Extracted data entries
(begin)

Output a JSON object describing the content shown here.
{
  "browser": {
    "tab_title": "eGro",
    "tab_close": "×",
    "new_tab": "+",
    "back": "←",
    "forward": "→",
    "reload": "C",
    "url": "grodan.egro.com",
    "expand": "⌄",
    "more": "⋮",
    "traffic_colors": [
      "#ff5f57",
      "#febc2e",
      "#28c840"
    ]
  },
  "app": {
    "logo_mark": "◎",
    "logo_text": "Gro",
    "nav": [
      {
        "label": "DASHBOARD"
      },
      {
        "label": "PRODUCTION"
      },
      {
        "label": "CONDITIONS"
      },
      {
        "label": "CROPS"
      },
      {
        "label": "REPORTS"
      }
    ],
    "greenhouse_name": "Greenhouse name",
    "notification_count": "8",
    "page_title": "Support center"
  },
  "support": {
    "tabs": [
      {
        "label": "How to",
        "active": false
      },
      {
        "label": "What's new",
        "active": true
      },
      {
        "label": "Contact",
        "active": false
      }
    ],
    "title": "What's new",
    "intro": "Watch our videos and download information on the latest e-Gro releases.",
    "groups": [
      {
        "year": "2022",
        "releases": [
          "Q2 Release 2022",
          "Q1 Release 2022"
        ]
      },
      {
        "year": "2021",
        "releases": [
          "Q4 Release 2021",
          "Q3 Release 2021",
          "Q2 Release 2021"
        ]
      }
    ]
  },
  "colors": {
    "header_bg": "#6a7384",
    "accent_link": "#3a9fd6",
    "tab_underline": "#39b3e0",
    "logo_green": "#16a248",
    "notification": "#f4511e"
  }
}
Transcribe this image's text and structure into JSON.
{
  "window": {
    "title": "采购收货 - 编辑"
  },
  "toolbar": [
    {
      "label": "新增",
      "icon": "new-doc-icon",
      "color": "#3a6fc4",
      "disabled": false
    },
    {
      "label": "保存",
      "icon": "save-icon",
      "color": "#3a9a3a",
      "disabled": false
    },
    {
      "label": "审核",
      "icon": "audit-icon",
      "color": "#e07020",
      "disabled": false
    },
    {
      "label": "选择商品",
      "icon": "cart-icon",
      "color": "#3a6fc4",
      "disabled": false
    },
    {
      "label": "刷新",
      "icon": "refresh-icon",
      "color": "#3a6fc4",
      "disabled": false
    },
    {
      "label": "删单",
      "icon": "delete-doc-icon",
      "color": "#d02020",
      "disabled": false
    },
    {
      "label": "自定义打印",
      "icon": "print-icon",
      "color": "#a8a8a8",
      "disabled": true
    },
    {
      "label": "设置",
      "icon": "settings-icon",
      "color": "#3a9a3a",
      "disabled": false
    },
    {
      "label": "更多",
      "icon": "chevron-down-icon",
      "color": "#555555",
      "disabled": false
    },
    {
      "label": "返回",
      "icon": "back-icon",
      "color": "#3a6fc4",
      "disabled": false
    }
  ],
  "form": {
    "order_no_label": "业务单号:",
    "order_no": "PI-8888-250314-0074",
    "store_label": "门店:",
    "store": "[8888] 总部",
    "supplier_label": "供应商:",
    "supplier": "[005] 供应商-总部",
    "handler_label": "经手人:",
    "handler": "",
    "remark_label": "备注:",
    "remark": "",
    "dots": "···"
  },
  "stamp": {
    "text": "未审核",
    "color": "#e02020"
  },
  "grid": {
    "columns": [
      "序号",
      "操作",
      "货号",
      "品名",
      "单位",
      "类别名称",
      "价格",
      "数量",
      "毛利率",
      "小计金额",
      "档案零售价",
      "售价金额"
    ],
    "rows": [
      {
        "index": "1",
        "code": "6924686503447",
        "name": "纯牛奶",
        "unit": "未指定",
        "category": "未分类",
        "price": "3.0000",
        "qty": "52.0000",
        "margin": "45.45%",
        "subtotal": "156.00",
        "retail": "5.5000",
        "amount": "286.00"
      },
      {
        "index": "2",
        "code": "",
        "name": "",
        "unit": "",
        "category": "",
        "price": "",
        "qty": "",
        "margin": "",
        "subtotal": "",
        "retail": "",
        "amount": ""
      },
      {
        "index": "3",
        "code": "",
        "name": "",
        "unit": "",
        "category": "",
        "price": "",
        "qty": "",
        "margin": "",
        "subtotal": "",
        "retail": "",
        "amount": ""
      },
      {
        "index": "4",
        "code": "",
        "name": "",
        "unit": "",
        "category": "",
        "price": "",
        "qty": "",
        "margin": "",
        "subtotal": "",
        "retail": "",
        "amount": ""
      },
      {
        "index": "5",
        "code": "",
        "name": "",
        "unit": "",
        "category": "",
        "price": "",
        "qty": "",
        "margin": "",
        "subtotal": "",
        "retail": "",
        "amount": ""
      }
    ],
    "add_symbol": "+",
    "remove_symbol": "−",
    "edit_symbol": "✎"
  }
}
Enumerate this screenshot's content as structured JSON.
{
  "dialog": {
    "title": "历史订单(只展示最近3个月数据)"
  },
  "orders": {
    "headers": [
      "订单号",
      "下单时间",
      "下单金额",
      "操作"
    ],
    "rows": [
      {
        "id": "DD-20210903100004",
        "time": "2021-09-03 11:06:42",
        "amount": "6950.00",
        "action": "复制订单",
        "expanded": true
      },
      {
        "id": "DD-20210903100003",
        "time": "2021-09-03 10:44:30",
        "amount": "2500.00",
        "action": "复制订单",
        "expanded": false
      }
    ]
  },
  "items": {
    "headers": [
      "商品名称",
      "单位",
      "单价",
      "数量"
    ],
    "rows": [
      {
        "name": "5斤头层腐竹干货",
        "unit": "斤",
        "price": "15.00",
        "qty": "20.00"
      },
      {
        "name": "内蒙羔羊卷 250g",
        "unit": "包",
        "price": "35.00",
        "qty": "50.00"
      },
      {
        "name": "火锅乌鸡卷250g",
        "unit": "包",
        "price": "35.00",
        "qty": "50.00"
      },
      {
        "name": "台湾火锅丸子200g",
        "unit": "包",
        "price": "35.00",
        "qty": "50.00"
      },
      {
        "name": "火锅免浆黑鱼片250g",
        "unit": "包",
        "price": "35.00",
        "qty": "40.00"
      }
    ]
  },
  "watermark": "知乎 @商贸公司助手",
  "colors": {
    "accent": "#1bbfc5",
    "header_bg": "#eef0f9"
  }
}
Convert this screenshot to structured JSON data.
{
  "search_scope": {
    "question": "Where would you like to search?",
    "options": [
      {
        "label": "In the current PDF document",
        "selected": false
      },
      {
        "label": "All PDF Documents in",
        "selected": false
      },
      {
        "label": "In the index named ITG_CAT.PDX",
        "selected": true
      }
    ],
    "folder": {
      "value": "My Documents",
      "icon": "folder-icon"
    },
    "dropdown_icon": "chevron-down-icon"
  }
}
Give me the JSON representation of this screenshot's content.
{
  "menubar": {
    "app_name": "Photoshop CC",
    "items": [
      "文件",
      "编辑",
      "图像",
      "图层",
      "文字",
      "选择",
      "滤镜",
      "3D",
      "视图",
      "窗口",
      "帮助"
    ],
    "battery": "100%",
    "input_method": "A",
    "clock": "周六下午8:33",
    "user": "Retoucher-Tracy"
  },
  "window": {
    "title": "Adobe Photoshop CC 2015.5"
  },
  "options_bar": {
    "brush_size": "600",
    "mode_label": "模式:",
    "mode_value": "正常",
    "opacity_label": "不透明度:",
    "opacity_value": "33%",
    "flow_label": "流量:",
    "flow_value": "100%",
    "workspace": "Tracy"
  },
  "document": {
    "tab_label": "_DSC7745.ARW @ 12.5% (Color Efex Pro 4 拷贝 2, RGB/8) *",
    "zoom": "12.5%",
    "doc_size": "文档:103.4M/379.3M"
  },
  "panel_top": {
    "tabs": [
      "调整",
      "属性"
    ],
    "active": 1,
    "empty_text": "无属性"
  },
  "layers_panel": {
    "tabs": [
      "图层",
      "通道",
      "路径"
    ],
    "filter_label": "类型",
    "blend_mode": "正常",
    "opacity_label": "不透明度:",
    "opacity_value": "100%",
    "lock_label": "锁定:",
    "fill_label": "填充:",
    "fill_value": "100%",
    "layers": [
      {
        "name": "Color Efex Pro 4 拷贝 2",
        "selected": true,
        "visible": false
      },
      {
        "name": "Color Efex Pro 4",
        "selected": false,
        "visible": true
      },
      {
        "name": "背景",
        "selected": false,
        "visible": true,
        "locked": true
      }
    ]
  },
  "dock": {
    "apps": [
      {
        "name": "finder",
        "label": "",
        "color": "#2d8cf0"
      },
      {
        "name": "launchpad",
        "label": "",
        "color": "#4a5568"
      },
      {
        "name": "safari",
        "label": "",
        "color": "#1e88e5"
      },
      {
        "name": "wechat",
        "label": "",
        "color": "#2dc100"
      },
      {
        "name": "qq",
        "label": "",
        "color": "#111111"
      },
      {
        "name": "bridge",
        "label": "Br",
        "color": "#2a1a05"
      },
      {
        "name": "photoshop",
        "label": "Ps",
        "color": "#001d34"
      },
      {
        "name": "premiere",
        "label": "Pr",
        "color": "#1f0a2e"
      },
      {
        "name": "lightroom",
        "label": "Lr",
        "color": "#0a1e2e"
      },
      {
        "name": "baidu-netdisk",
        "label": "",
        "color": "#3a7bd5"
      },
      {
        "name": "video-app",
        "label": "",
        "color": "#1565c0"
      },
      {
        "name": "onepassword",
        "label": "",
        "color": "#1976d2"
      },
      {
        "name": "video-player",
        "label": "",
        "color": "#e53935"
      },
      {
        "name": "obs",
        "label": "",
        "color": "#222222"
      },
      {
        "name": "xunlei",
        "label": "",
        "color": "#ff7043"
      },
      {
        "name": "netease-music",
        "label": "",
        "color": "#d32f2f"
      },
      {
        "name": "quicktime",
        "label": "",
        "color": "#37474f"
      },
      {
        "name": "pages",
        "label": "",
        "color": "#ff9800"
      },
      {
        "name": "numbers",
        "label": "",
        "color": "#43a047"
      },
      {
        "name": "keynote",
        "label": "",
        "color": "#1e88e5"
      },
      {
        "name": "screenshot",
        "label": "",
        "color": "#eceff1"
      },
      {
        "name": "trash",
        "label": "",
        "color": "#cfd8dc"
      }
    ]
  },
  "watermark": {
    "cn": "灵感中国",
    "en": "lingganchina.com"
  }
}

(end)

▶ INSTRUCTIONS FOR THE TASK
Copy out each line of the material that holds the word "visible".

▶ EXERCISE OUTPUT
        "visible": false
        "visible": true
        "visible": true,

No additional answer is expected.